- **Stored rows**
_ _ _ _ _

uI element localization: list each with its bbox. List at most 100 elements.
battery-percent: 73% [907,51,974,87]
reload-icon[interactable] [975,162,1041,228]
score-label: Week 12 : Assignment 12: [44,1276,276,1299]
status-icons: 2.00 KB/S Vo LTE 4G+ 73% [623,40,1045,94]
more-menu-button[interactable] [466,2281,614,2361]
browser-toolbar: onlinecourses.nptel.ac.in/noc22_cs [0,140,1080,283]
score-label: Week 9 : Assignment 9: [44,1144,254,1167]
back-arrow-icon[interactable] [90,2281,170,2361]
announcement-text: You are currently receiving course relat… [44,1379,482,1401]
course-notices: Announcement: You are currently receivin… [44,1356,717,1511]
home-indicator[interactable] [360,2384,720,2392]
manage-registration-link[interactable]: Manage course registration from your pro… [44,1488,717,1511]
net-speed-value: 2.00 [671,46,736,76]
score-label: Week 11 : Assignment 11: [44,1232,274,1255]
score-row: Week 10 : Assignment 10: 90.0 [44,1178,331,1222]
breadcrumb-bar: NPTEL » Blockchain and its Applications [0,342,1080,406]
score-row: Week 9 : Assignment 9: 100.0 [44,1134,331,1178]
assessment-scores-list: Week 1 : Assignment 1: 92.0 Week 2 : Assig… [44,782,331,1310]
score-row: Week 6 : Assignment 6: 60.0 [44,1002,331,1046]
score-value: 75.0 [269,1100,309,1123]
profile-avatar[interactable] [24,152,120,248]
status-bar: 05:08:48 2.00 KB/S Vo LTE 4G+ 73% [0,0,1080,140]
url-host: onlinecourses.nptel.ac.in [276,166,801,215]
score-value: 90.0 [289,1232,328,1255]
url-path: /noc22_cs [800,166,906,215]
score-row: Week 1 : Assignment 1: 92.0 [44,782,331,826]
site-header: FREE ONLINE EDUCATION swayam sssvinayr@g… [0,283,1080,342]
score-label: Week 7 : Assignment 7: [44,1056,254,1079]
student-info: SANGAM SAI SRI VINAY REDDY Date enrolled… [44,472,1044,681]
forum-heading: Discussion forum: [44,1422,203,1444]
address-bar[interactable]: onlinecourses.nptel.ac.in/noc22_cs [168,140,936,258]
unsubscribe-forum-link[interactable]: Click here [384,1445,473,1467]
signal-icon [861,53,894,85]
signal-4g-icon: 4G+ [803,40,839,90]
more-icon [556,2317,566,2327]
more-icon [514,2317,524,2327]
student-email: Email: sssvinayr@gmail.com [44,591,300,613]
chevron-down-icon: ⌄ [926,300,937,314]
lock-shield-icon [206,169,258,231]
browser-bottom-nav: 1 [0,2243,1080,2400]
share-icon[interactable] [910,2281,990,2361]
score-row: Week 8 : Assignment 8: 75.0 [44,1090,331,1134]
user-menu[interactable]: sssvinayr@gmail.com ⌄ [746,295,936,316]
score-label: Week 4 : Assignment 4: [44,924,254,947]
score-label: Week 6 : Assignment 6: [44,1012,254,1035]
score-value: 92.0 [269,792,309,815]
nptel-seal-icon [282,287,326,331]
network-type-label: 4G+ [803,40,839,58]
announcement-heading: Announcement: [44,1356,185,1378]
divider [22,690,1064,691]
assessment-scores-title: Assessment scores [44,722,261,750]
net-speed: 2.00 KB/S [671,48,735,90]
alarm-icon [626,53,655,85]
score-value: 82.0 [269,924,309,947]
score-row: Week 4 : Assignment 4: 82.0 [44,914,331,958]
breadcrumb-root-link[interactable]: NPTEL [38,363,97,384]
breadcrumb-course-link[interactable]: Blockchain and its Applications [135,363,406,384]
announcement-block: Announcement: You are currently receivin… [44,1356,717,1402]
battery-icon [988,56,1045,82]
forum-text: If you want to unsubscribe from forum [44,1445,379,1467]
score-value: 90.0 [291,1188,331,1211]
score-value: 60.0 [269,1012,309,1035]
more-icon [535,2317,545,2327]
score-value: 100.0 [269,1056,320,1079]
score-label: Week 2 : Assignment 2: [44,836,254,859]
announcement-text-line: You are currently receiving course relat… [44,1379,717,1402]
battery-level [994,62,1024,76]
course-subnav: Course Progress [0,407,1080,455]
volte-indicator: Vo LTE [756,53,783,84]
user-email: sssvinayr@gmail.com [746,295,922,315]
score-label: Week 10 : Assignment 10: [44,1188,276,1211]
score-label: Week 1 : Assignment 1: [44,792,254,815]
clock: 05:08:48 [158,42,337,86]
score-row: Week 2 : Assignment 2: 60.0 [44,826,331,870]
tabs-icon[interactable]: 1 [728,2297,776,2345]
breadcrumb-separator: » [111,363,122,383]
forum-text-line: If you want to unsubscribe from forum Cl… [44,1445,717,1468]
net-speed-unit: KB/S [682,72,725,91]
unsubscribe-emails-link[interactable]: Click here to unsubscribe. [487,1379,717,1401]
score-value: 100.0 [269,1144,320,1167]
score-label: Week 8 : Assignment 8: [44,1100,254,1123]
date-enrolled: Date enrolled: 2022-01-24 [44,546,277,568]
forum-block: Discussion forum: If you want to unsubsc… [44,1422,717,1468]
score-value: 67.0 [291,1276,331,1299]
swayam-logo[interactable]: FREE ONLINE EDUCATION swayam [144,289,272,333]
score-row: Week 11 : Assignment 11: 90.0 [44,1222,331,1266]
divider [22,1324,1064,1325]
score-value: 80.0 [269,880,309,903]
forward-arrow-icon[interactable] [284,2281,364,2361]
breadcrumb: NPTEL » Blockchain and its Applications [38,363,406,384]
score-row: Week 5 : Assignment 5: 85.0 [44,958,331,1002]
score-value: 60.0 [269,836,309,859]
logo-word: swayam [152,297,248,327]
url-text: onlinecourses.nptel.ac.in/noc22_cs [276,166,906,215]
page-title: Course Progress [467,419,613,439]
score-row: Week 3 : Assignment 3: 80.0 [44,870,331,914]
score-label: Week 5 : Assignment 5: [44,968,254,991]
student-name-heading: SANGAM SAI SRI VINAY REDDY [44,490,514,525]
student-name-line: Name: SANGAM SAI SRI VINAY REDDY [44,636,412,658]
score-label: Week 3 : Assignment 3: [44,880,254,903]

_ _ _ _ _

- **Aim**
Quote these rows word for word, covering every one of them.

- **Correct response**
uI element localization: list each with its bbox. List at most 100 elements.
battery-percent: 73% [907,51,974,87]
reload-icon[interactable] [975,162,1041,228]
score-label: Week 12 : Assignment 12: [44,1276,276,1299]
status-icons: 2.00 KB/S Vo LTE 4G+ 73% [623,40,1045,94]
more-menu-button[interactable] [466,2281,614,2361]
browser-toolbar: onlinecourses.nptel.ac.in/noc22_cs [0,140,1080,283]
score-label: Week 9 : Assignment 9: [44,1144,254,1167]
back-arrow-icon[interactable] [90,2281,170,2361]
announcement-text: You are currently receiving course relat… [44,1379,482,1401]
course-notices: Announcement: You are currently receivin… [44,1356,717,1511]
home-indicator[interactable] [360,2384,720,2392]
manage-registration-link[interactable]: Manage course registration from your pro… [44,1488,717,1511]
net-speed-value: 2.00 [671,46,736,76]
score-label: Week 11 : Assignment 11: [44,1232,274,1255]
score-row: Week 10 : Assignment 10: 90.0 [44,1178,331,1222]
breadcrumb-bar: NPTEL » Blockchain and its Applications [0,342,1080,406]
score-row: Week 9 : Assignment 9: 100.0 [44,1134,331,1178]
assessment-scores-list: Week 1 : Assignment 1: 92.0 Week 2 : Assig… [44,782,331,1310]
score-row: Week 6 : Assignment 6: 60.0 [44,1002,331,1046]
score-value: 75.0 [269,1100,309,1123]
profile-avatar[interactable] [24,152,120,248]
status-bar: 05:08:48 2.00 KB/S Vo LTE 4G+ 73% [0,0,1080,140]
url-host: onlinecourses.nptel.ac.in [276,166,801,215]
score-value: 90.0 [289,1232,328,1255]
url-path: /noc22_cs [800,166,906,215]
score-row: Week 1 : Assignment 1: 92.0 [44,782,331,826]
site-header: FREE ONLINE EDUCATION swayam sssvinayr@g… [0,283,1080,342]
score-label: Week 7 : Assignment 7: [44,1056,254,1079]
student-info: SANGAM SAI SRI VINAY REDDY Date enrolled… [44,472,1044,681]
forum-heading: Discussion forum: [44,1422,203,1444]
address-bar[interactable]: onlinecourses.nptel.ac.in/noc22_cs [168,140,936,258]
unsubscribe-forum-link[interactable]: Click here [384,1445,473,1467]
signal-icon [861,53,894,85]
signal-4g-icon: 4G+ [803,40,839,90]
more-icon [556,2317,566,2327]
more-icon [514,2317,524,2327]
student-email: Email: sssvinayr@gmail.com [44,591,300,613]
chevron-down-icon: ⌄ [926,300,937,314]
lock-shield-icon [206,169,258,231]
browser-bottom-nav: 1 [0,2243,1080,2400]
share-icon[interactable] [910,2281,990,2361]
score-row: Week 8 : Assignment 8: 75.0 [44,1090,331,1134]
user-menu[interactable]: sssvinayr@gmail.com ⌄ [746,295,936,316]
score-label: Week 4 : Assignment 4: [44,924,254,947]
score-label: Week 6 : Assignment 6: [44,1012,254,1035]
score-value: 92.0 [269,792,309,815]
nptel-seal-icon [282,287,326,331]
network-type-label: 4G+ [803,40,839,58]
announcement-heading: Announcement: [44,1356,185,1378]
divider [22,690,1064,691]
assessment-scores-title: Assessment scores [44,722,261,750]
net-speed: 2.00 KB/S [671,48,735,90]
alarm-icon [626,53,655,85]
score-value: 82.0 [269,924,309,947]
score-row: Week 4 : Assignment 4: 82.0 [44,914,331,958]
breadcrumb-root-link[interactable]: NPTEL [38,363,97,384]
breadcrumb-course-link[interactable]: Blockchain and its Applications [135,363,406,384]
announcement-block: Announcement: You are currently receivin… [44,1356,717,1402]
battery-icon [988,56,1045,82]
forum-text: If you want to unsubscribe from forum [44,1445,379,1467]
score-value: 90.0 [291,1188,331,1211]
score-value: 60.0 [269,1012,309,1035]
more-icon [535,2317,545,2327]
score-value: 100.0 [269,1056,320,1079]
score-label: Week 2 : Assignment 2: [44,836,254,859]
announcement-text-line: You are currently receiving course relat… [44,1379,717,1402]
battery-level [994,62,1024,76]
course-subnav: Course Progress [0,407,1080,455]
volte-indicator: Vo LTE [756,53,783,84]
user-email: sssvinayr@gmail.com [746,295,922,315]
score-label: Week 10 : Assignment 10: [44,1188,276,1211]
score-label: Week 1 : Assignment 1: [44,792,254,815]
clock: 05:08:48 [158,42,337,86]
score-row: Week 2 : Assignment 2: 60.0 [44,826,331,870]
tabs-icon[interactable]: 1 [728,2297,776,2345]
breadcrumb-separator: » [111,363,122,383]
forum-text-line: If you want to unsubscribe from forum Cl… [44,1445,717,1468]
net-speed-unit: KB/S [682,72,725,91]
unsubscribe-emails-link[interactable]: Click here to unsubscribe. [487,1379,717,1401]
score-value: 100.0 [269,1144,320,1167]
score-label: Week 8 : Assignment 8: [44,1100,254,1123]
date-enrolled: Date enrolled: 2022-01-24 [44,546,277,568]
forum-block: Discussion forum: If you want to unsubsc… [44,1422,717,1468]
score-value: 67.0 [291,1276,331,1299]
swayam-logo[interactable]: FREE ONLINE EDUCATION swayam [144,289,272,333]
score-row: Week 11 : Assignment 11: 90.0 [44,1222,331,1266]
divider [22,1324,1064,1325]
score-value: 80.0 [269,880,309,903]
forward-arrow-icon[interactable] [284,2281,364,2361]
breadcrumb: NPTEL » Blockchain and its Applications [38,363,406,384]
score-row: Week 5 : Assignment 5: 85.0 [44,958,331,1002]
score-value: 60.0 [269,836,309,859]
logo-word: swayam [152,297,248,327]
url-text: onlinecourses.nptel.ac.in/noc22_cs [276,166,906,215]
page-title: Course Progress [467,419,613,439]
score-row: Week 3 : Assignment 3: 80.0 [44,870,331,914]
score-label: Week 5 : Assignment 5: [44,968,254,991]
student-name-heading: SANGAM SAI SRI VINAY REDDY [44,490,514,525]
student-name-line: Name: SANGAM SAI SRI VINAY REDDY [44,636,412,658]
score-label: Week 3 : Assignment 3: [44,880,254,903]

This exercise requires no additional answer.